▶ Excerpt from a dataset:
— Begin —

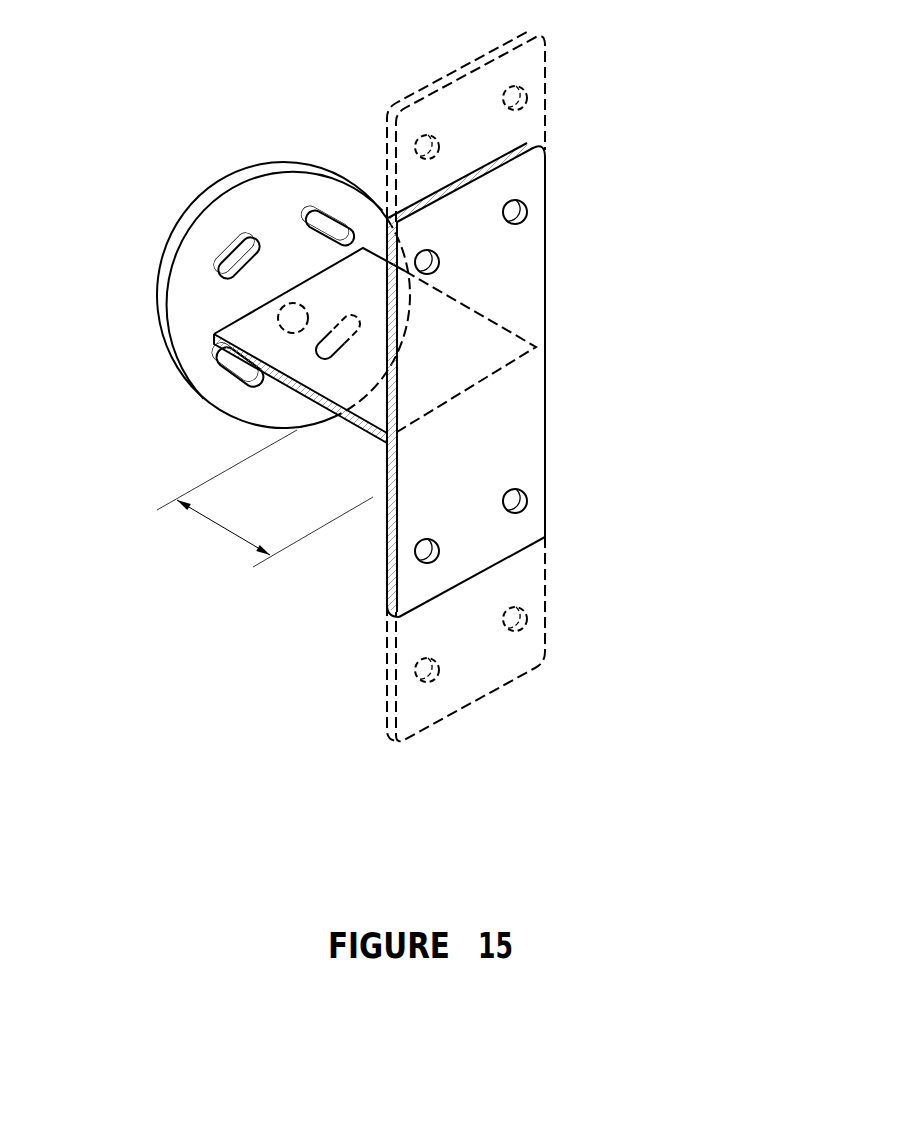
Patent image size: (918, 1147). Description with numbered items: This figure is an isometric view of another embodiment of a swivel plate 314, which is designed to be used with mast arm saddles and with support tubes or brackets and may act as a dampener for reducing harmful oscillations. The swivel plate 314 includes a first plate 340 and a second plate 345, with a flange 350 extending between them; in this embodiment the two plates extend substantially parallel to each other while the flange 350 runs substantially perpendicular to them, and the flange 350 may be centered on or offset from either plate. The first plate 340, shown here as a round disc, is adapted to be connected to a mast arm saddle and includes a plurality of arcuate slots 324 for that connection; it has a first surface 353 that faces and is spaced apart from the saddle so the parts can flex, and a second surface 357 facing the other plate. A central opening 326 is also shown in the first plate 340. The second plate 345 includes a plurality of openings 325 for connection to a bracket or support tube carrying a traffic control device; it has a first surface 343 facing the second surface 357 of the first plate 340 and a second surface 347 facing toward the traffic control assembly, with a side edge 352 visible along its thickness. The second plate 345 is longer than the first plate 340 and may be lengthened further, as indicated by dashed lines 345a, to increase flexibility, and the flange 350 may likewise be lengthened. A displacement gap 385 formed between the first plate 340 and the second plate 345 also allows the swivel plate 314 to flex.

The swivel plate 314 is at (637, 297).
The arcuate slots 324 is at (237, 368).
The openings 325 is at (515, 499).
The center hole 326 is at (293, 318).
The first plate 340 is at (243, 173).
The first surface 343 is at (423, 203).
The second plate 345 is at (502, 430).
The dashed lines 345a is at (447, 78).
The second surface 347 is at (452, 213).
The flange 350 is at (350, 412).
The side edge of mounting plate 352 is at (387, 537).
The first surface 353 is at (160, 270).
The second surface 357 is at (215, 238).
The displacement gap 385 is at (222, 528).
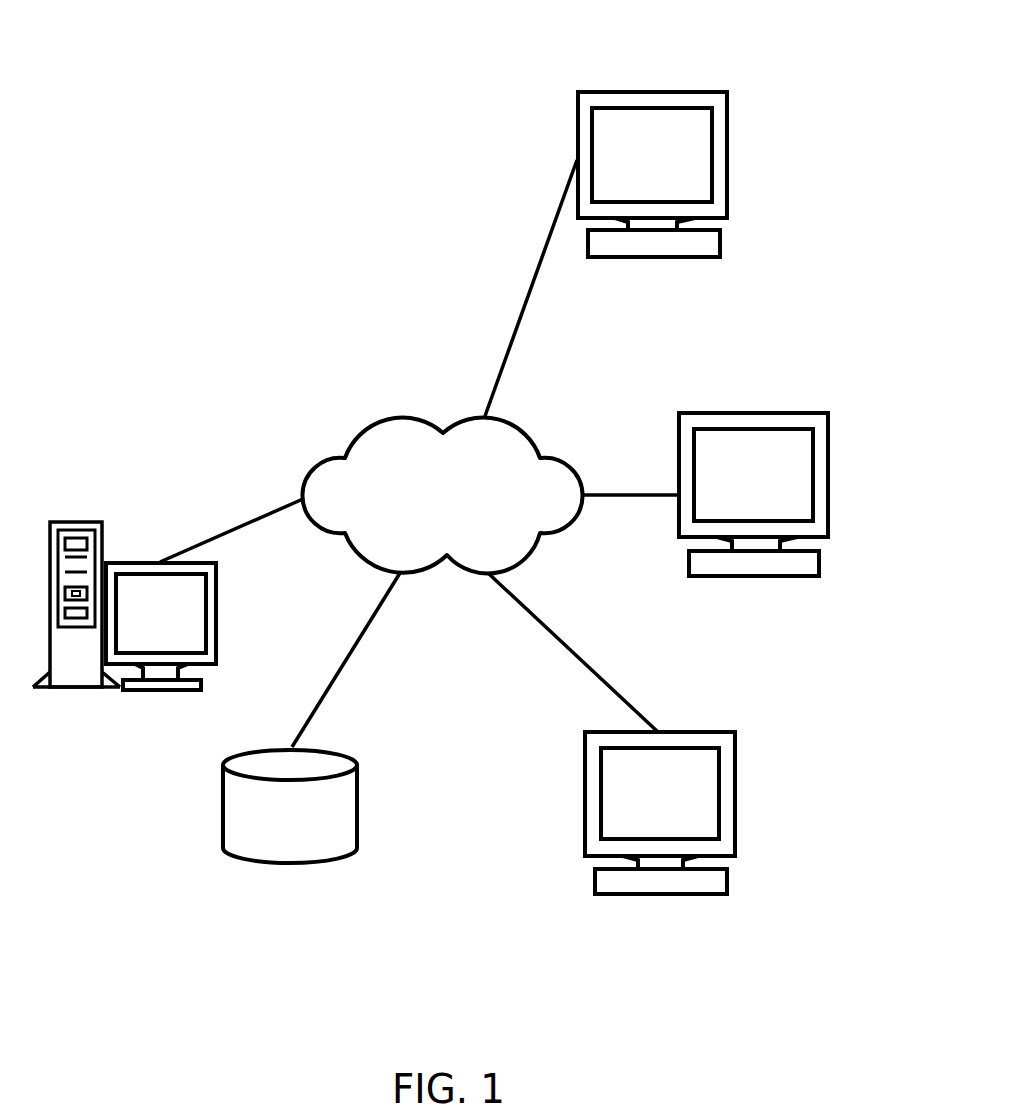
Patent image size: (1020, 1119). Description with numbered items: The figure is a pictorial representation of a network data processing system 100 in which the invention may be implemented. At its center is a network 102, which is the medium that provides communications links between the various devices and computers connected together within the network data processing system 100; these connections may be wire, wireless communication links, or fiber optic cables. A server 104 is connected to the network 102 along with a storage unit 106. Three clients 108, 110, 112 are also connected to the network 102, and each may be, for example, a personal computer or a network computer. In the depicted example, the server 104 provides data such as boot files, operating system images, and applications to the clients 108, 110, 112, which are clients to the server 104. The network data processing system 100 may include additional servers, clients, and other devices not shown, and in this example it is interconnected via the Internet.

The network data processing system 100 is at (488, 814).
The network 102 is at (392, 428).
The server 104 is at (132, 570).
The storage unit 106 is at (267, 848).
The client 108 is at (627, 102).
The client 110 is at (728, 420).
The client 112 is at (710, 883).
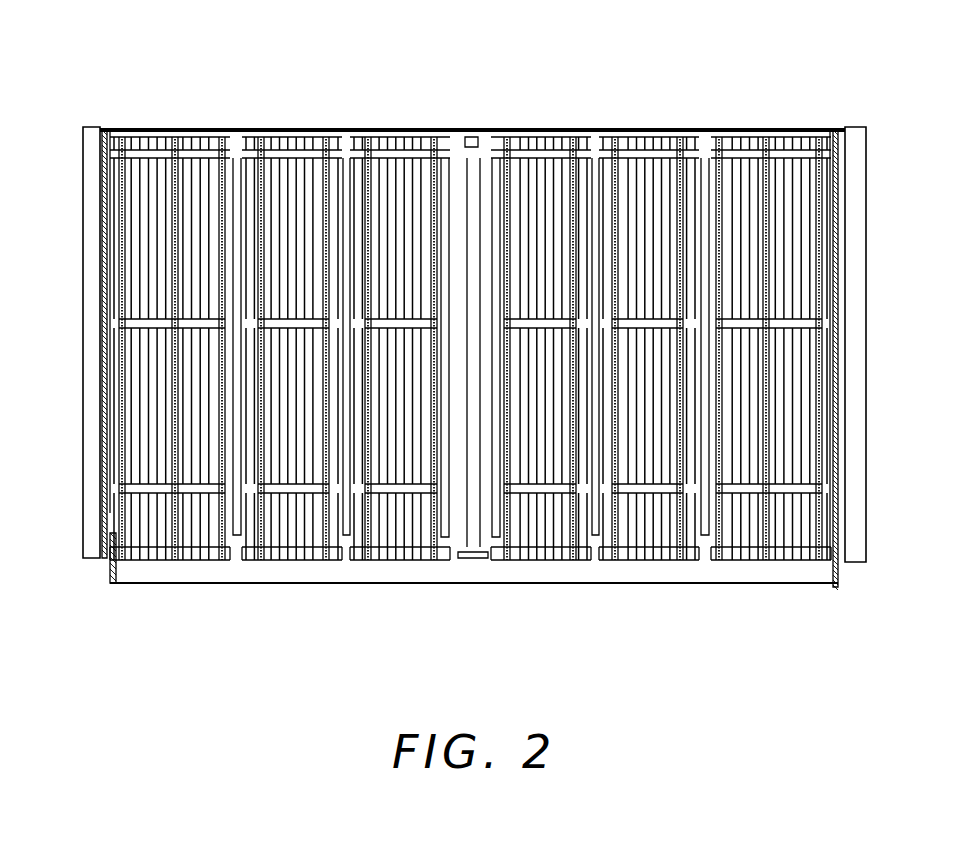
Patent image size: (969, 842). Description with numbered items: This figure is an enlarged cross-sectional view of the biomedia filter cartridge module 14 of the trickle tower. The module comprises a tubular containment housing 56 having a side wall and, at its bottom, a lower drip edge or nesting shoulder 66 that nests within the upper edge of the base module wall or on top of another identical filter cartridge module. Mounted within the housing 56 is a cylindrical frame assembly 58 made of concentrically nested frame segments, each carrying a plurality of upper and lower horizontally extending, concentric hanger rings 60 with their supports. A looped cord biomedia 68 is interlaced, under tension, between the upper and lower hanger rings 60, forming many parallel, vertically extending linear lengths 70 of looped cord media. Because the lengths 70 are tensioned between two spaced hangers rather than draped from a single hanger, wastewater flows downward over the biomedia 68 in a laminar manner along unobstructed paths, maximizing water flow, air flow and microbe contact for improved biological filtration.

The first biomedia filter cartridge module 14 is at (178, 623).
The tubular containment housing 56 is at (98, 438).
The cylindrical frame assembly 58 is at (540, 145).
The hanger rings 60 is at (402, 137).
The nesting shoulder 66 is at (538, 570).
The looped cord biomedia 68 is at (293, 185).
The linear lengths of looped cord biomedia 70 is at (188, 192).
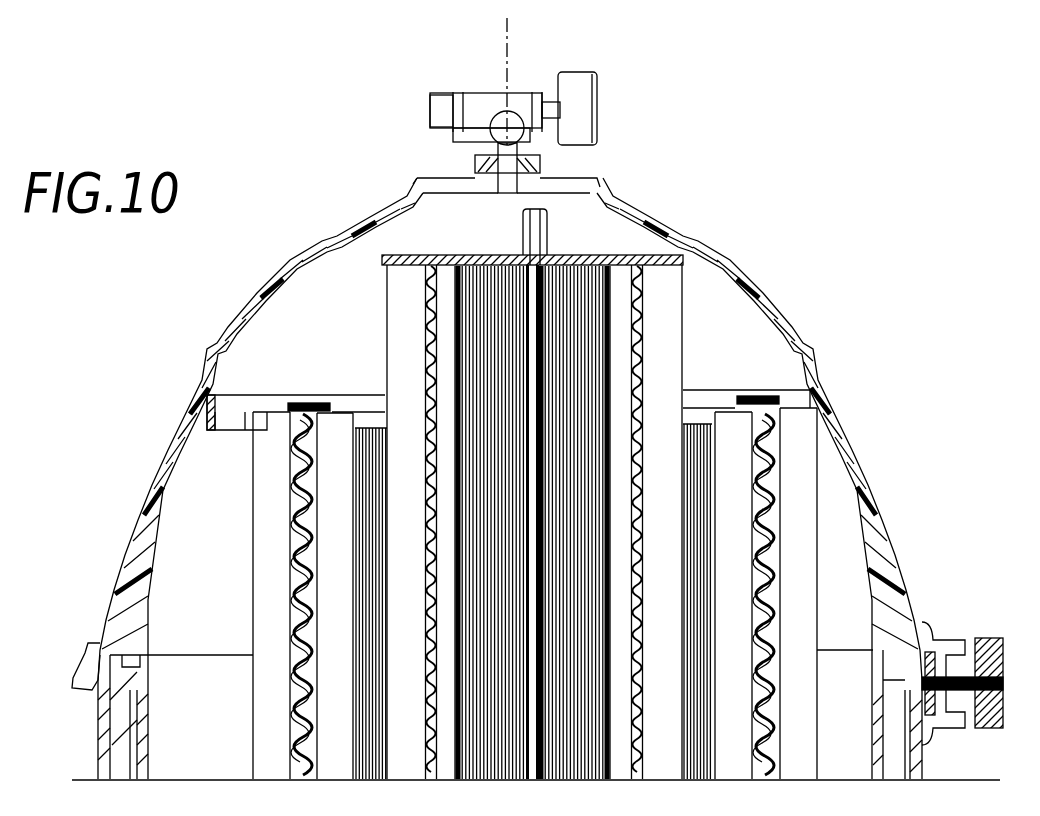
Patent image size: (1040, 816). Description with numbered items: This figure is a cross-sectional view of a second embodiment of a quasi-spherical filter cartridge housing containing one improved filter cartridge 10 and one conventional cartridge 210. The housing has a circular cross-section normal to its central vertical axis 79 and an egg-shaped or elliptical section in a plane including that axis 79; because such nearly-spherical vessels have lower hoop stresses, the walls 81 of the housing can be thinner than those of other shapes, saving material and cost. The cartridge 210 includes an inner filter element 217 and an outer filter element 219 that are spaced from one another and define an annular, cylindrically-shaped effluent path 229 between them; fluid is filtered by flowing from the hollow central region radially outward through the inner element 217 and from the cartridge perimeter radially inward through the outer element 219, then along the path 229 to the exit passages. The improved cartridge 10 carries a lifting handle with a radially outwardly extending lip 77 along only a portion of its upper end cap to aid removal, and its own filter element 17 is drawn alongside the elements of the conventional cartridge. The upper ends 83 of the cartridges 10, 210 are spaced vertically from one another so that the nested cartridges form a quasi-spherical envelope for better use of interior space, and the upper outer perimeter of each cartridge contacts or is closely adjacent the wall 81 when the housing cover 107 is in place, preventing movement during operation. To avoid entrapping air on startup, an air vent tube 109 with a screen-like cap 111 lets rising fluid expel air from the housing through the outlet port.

The filter cartridge 10 is at (330, 398).
The filter element 17 is at (733, 532).
The radially outwardly extending lip 77 is at (208, 430).
The housing central vertical axis 79 is at (510, 32).
The housing wall 81 is at (820, 372).
The upper end of cartridge 83 is at (410, 252).
The housing cover 107 is at (773, 308).
The air vent tube 109 is at (537, 207).
The screen-like cap 111 is at (520, 228).
The cartridge 210 is at (652, 290).
The inner filter element 217 is at (618, 268).
The outer filter element 219 is at (668, 297).
The effluent path 229 is at (728, 405).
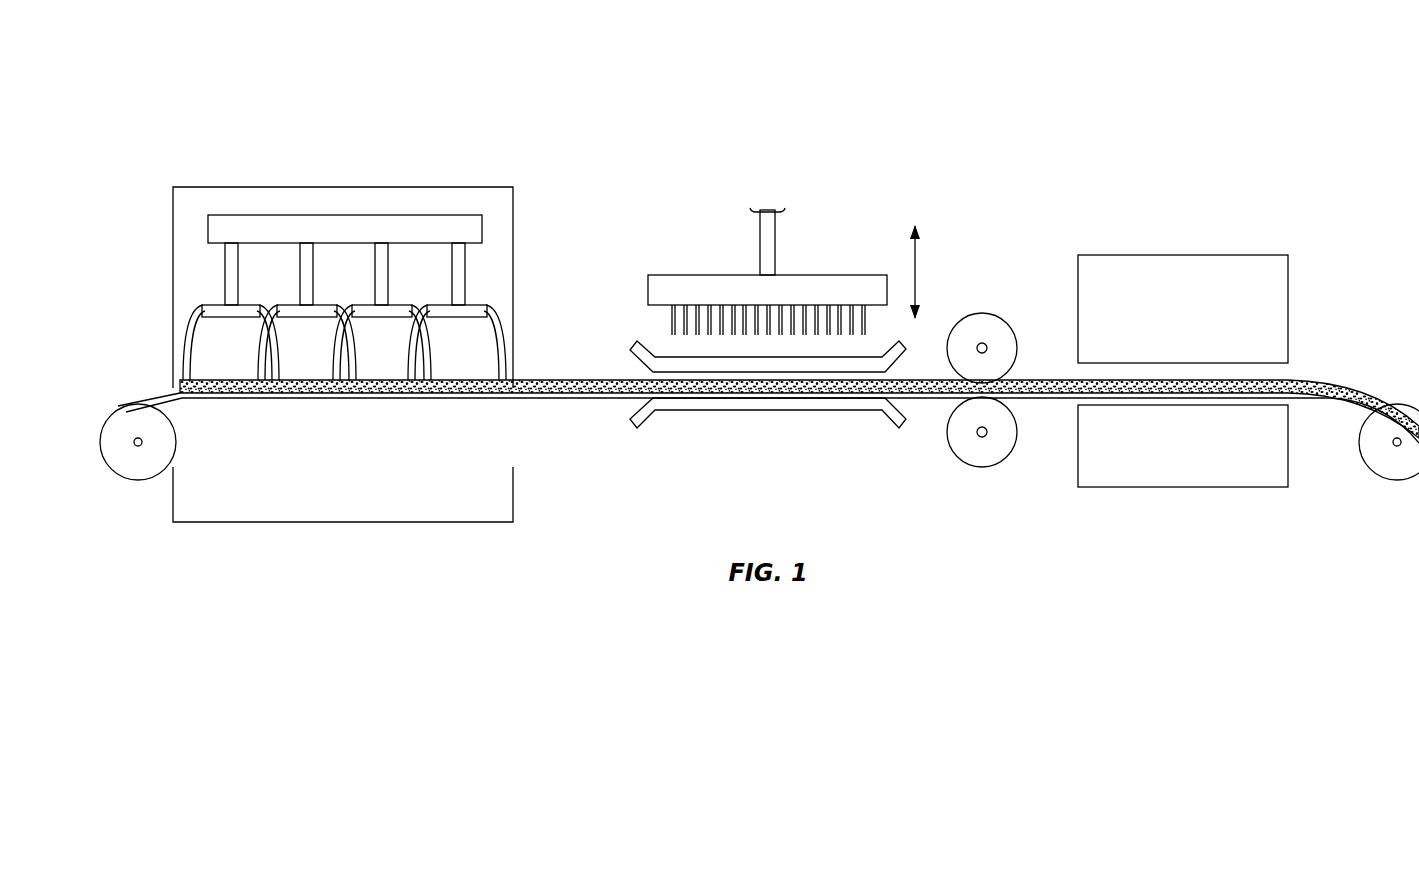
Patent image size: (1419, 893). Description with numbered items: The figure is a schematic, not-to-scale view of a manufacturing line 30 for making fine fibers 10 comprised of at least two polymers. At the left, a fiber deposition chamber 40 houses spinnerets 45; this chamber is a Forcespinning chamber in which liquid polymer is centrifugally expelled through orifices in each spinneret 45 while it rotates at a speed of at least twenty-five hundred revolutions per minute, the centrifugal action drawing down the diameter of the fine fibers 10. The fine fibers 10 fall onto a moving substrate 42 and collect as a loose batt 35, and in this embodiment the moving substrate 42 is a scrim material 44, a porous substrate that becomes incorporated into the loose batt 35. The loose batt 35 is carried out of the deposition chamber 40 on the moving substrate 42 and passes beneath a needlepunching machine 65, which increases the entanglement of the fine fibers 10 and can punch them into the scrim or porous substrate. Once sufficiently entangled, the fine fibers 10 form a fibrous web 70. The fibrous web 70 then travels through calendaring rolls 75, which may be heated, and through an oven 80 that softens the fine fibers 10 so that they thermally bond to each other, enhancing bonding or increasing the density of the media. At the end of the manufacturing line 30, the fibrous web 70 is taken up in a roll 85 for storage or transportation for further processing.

The manufacturing line 30 is at (246, 104).
The fiber deposition chamber 40 is at (368, 182).
The spinneret 45 is at (208, 303).
The fine fibers 10 is at (190, 336).
The moving substrate 42 is at (271, 404).
The scrim material 44 is at (388, 398).
The loose batt 35 is at (468, 396).
The needlepunching machine 65 is at (826, 220).
The fibrous web 70 is at (923, 396).
The calendaring rolls 75 is at (1000, 278).
The oven 80 is at (1178, 270).
The roll 85 is at (1393, 470).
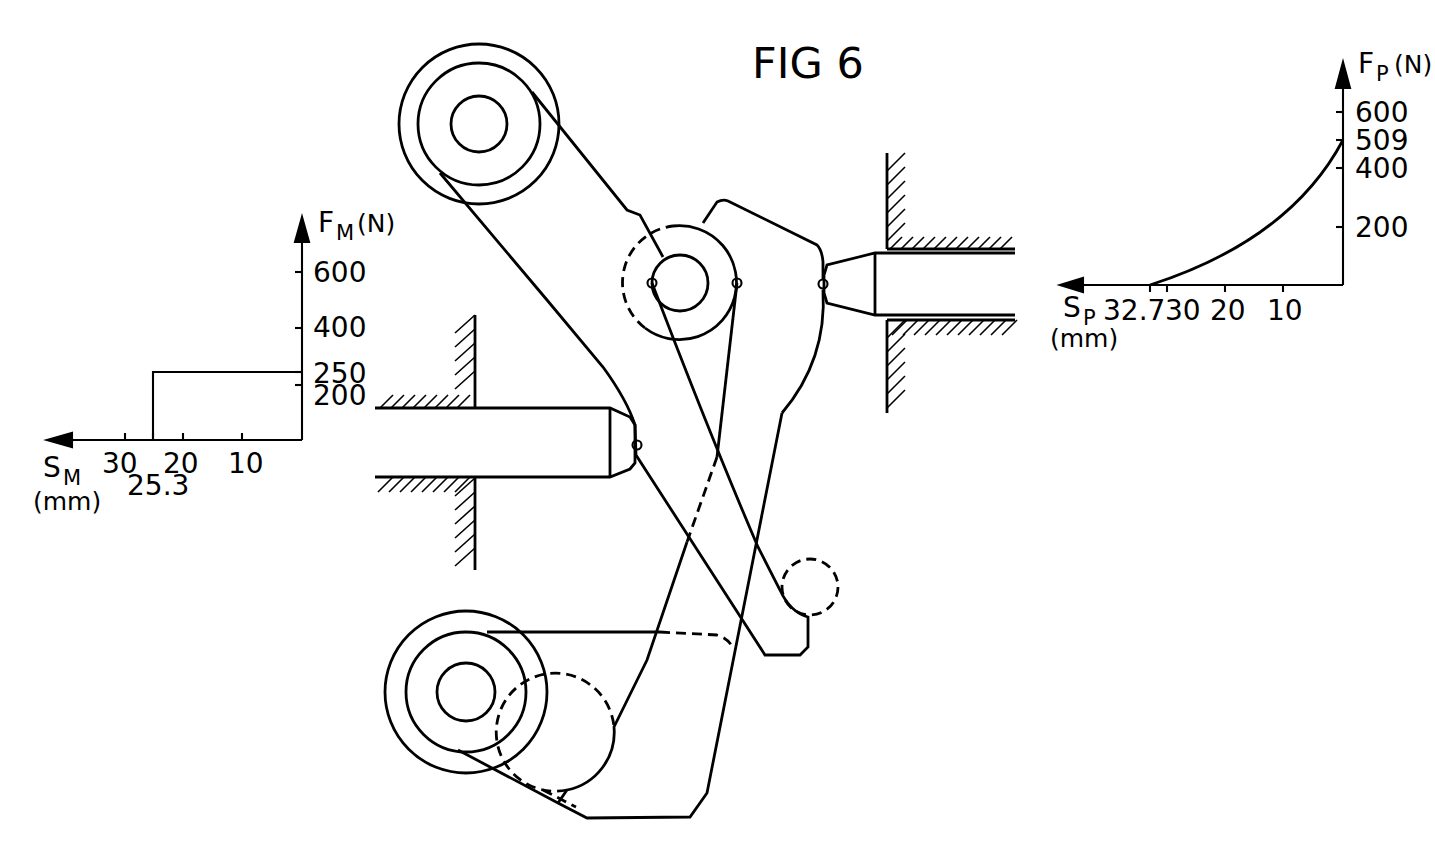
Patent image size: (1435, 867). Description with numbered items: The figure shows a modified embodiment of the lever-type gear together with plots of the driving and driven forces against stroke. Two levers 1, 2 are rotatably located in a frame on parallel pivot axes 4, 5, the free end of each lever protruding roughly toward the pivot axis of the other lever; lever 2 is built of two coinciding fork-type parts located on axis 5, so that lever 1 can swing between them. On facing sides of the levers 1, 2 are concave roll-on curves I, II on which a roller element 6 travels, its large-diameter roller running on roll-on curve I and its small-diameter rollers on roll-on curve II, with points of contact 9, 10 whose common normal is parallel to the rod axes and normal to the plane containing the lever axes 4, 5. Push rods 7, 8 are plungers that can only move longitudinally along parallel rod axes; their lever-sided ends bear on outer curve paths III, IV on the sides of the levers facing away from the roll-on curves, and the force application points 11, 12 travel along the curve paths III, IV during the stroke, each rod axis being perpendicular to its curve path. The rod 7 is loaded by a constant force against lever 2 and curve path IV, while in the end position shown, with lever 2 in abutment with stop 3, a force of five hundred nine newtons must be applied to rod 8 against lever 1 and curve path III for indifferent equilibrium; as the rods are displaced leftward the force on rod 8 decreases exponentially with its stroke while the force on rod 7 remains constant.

— End —

▶ To do:
Return every line from the records above that contains the word "unit".

▶ Correct result:
Patent image size: (1020, 1119). Description with numbered items: The figure is a pictorial representation of a network data processing system 100 in which the invention may be implemented. At its center is a network 102, which is the medium that provides communications links between the various devices and computers connected together within the network data processing system 100; these connections may be wire, wireless communication links, or fiber optic cables. A server 104 is connected to the network 102 along with a storage unit 106. Three clients 108, 110, 112 are also connected to the network 102, and each may be, for example, a personal computer or a network computer. In the depicted example, the server 104 provides data such as boot files, operating system images, and applications to the clients 108, 110, 112, which are clients to the server 104. The network data processing system 100 may include additional servers, clients, and other devices not shown, and in this example it is interconnected via the Internet.
The storage unit 106 is at (267, 848).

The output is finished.